• [Task to complete] Each line holding the word "Εξέδωσε" counts once; give the total and nothing more.
╭──
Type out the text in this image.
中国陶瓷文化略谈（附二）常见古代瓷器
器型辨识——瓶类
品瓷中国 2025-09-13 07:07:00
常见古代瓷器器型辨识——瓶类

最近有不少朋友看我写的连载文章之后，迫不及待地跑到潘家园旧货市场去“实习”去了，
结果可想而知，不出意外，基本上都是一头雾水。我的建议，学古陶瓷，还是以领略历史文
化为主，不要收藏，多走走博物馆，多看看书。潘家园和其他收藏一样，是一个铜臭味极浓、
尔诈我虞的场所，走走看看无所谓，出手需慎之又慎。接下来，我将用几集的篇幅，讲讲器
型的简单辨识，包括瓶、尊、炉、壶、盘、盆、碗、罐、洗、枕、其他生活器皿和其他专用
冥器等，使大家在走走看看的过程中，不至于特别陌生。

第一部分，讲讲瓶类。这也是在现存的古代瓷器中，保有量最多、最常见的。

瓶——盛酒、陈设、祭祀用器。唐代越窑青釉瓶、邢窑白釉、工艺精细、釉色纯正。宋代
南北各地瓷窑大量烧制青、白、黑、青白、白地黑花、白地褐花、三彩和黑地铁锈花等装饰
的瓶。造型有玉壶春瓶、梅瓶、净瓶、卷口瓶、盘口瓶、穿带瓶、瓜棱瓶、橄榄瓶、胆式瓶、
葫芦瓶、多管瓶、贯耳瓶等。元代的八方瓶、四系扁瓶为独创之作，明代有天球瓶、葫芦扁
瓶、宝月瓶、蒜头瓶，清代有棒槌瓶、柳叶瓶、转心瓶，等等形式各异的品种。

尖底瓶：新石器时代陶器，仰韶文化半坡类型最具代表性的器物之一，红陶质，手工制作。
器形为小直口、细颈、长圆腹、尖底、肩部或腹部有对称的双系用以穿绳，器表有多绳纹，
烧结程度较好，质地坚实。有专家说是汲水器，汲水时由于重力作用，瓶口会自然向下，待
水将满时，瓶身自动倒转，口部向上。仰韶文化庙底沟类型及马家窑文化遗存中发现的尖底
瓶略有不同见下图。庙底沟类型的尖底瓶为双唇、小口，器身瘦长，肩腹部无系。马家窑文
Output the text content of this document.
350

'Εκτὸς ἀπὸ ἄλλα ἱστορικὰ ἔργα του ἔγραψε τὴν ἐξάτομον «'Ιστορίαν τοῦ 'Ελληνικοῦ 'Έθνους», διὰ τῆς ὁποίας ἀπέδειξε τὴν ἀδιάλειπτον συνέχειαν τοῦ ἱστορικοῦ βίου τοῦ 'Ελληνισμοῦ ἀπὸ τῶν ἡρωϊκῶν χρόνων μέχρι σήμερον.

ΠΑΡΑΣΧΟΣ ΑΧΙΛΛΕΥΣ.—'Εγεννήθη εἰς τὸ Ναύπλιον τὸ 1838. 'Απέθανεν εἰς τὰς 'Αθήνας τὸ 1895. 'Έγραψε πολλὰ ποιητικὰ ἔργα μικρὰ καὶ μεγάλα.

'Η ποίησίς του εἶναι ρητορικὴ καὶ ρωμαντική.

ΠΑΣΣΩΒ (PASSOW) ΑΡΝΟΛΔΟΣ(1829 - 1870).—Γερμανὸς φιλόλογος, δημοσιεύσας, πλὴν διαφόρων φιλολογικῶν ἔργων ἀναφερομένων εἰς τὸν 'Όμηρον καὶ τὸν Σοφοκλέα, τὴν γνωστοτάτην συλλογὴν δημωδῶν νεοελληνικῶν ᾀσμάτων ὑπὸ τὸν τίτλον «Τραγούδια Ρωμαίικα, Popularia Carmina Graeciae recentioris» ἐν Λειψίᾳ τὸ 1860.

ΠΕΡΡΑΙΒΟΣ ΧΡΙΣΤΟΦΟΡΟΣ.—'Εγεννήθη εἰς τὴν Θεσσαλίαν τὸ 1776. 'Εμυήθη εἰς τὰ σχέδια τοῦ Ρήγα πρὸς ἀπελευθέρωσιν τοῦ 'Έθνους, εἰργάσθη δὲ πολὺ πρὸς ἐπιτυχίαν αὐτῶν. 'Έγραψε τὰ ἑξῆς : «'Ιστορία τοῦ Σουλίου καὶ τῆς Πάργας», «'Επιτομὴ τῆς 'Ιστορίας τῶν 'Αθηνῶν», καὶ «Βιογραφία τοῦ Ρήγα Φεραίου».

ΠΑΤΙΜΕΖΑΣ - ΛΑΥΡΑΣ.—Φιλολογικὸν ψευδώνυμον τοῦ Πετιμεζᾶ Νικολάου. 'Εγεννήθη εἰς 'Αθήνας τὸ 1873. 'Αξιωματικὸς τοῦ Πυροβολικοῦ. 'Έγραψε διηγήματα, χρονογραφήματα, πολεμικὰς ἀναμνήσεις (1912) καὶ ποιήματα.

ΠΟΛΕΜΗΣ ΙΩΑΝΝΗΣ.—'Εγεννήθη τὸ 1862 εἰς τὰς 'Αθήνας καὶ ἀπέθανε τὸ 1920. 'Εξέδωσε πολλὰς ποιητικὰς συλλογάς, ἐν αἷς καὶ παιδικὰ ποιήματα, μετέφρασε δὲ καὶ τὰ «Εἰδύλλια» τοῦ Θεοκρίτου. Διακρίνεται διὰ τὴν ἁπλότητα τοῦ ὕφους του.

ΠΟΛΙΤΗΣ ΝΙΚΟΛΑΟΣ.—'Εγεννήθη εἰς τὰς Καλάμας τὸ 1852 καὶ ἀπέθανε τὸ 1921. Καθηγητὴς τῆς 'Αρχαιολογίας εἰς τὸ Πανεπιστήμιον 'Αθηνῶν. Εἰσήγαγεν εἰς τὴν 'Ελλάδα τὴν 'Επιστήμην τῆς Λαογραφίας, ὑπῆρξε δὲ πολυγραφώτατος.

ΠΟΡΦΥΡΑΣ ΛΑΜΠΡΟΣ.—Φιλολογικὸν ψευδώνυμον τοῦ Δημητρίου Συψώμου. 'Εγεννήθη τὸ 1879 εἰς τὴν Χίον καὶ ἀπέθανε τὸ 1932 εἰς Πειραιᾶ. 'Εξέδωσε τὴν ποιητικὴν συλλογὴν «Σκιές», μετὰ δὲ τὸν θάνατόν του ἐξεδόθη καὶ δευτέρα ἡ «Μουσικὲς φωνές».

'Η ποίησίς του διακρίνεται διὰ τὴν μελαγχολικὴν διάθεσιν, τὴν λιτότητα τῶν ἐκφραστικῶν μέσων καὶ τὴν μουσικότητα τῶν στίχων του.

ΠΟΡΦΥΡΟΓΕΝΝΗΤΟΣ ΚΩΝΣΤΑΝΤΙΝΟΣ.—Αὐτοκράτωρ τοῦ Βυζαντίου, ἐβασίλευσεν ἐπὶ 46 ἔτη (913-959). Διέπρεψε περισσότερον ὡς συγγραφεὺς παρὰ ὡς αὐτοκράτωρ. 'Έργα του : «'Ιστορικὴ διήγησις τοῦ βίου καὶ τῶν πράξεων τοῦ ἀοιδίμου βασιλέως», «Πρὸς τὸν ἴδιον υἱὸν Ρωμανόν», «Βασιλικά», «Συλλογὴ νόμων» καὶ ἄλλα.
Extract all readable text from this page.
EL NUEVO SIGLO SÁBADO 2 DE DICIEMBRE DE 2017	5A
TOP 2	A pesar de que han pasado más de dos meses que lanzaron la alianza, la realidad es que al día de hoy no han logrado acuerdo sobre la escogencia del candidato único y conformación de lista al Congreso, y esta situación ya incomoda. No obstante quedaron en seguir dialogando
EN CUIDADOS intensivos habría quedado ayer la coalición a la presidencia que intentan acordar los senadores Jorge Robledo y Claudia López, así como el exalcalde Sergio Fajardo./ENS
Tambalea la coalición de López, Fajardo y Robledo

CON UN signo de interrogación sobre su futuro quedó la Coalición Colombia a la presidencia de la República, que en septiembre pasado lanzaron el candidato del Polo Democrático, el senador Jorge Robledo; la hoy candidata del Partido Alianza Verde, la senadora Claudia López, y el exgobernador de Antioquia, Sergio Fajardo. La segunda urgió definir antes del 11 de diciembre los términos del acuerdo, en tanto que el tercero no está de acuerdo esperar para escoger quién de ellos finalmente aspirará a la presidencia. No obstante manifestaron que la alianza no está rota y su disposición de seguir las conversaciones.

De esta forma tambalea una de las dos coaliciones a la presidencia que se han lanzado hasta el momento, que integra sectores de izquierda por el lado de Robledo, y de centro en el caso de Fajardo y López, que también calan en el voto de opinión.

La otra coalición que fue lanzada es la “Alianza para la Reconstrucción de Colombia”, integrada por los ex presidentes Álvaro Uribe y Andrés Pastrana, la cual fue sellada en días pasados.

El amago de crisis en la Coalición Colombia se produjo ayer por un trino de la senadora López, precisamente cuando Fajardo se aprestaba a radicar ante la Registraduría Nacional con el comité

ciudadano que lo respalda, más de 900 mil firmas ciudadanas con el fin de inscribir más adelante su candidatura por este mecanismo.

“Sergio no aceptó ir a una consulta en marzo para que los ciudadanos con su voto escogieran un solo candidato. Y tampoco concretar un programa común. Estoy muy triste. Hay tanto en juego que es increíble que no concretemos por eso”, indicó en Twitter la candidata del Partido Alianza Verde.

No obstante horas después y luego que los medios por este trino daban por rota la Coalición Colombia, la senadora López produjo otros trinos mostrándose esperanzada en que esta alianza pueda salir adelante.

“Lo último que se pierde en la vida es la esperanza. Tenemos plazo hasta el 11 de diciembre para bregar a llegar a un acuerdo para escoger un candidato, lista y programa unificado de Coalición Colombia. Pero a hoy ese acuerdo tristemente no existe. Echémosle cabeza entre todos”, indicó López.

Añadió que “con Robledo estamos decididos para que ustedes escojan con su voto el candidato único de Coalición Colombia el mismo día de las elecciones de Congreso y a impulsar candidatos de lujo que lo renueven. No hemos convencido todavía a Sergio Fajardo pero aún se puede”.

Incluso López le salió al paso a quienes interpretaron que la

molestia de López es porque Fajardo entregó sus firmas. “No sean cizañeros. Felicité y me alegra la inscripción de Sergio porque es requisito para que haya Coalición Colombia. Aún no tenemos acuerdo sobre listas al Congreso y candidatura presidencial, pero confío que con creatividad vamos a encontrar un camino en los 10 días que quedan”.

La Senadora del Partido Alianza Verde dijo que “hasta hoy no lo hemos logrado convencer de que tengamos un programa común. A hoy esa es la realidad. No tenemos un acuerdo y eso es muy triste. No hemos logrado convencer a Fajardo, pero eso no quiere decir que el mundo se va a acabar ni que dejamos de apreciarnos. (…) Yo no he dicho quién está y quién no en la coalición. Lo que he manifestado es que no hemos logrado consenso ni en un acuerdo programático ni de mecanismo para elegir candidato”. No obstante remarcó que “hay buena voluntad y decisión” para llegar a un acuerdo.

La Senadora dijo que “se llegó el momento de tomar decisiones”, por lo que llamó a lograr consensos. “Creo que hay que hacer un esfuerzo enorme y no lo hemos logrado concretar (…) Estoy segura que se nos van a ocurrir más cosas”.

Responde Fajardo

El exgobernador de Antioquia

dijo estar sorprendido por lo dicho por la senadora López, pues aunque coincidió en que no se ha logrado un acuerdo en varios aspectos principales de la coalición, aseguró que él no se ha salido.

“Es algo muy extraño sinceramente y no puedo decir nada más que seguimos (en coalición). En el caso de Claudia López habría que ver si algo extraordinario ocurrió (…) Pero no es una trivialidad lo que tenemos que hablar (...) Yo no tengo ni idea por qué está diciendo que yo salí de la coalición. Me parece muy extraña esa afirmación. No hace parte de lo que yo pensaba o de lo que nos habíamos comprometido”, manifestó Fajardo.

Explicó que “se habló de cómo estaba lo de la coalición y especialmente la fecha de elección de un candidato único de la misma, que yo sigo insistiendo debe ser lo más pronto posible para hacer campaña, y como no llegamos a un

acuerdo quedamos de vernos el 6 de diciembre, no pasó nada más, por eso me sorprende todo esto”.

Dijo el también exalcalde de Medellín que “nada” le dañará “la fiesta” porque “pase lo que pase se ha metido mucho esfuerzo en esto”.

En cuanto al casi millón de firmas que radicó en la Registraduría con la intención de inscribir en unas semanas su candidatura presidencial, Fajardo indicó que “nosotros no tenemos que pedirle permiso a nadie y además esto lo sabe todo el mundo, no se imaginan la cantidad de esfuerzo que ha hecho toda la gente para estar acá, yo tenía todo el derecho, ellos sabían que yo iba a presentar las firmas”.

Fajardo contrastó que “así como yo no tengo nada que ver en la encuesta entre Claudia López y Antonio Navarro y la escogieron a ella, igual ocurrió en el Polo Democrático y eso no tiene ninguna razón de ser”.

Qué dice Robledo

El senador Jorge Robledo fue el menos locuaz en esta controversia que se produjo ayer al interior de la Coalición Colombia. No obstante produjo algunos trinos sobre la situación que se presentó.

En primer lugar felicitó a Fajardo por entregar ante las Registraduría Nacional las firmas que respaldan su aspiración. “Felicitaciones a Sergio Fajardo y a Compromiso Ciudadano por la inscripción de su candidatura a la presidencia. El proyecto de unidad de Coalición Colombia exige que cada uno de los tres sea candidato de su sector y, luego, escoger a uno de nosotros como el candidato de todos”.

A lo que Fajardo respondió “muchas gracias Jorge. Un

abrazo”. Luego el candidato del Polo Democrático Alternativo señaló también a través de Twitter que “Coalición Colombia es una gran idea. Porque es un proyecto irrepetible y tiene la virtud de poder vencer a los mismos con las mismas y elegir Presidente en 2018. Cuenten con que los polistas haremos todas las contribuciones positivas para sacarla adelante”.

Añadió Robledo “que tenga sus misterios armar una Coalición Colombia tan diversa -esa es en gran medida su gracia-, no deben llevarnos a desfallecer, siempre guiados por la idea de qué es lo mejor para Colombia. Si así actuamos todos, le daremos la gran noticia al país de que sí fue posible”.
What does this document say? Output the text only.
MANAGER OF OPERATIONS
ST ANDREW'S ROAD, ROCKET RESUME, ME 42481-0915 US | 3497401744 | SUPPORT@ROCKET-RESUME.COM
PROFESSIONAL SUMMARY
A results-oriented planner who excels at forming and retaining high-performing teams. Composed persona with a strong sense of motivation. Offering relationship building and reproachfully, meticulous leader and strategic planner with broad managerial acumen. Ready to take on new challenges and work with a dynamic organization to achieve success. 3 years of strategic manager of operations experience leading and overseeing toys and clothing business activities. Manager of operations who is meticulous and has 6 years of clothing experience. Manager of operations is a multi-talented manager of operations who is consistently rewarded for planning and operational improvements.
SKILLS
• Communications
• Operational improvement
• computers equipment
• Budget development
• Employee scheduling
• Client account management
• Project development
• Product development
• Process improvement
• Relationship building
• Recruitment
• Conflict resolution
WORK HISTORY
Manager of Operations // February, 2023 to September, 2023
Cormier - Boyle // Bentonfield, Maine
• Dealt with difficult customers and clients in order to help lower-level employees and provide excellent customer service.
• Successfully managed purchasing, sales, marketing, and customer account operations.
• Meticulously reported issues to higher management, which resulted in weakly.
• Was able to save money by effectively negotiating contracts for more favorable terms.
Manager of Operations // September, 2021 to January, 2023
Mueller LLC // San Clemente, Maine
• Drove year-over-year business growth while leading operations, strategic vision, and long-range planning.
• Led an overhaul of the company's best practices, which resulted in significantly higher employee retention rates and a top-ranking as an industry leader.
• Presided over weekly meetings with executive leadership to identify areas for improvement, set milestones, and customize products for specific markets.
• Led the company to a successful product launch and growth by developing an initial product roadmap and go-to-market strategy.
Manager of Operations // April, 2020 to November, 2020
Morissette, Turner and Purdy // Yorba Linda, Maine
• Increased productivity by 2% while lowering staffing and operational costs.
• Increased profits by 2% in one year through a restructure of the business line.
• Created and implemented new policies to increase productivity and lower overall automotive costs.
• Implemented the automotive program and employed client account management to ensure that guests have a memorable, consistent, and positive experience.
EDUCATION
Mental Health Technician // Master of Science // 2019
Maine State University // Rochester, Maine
╰──
• [Answer] 2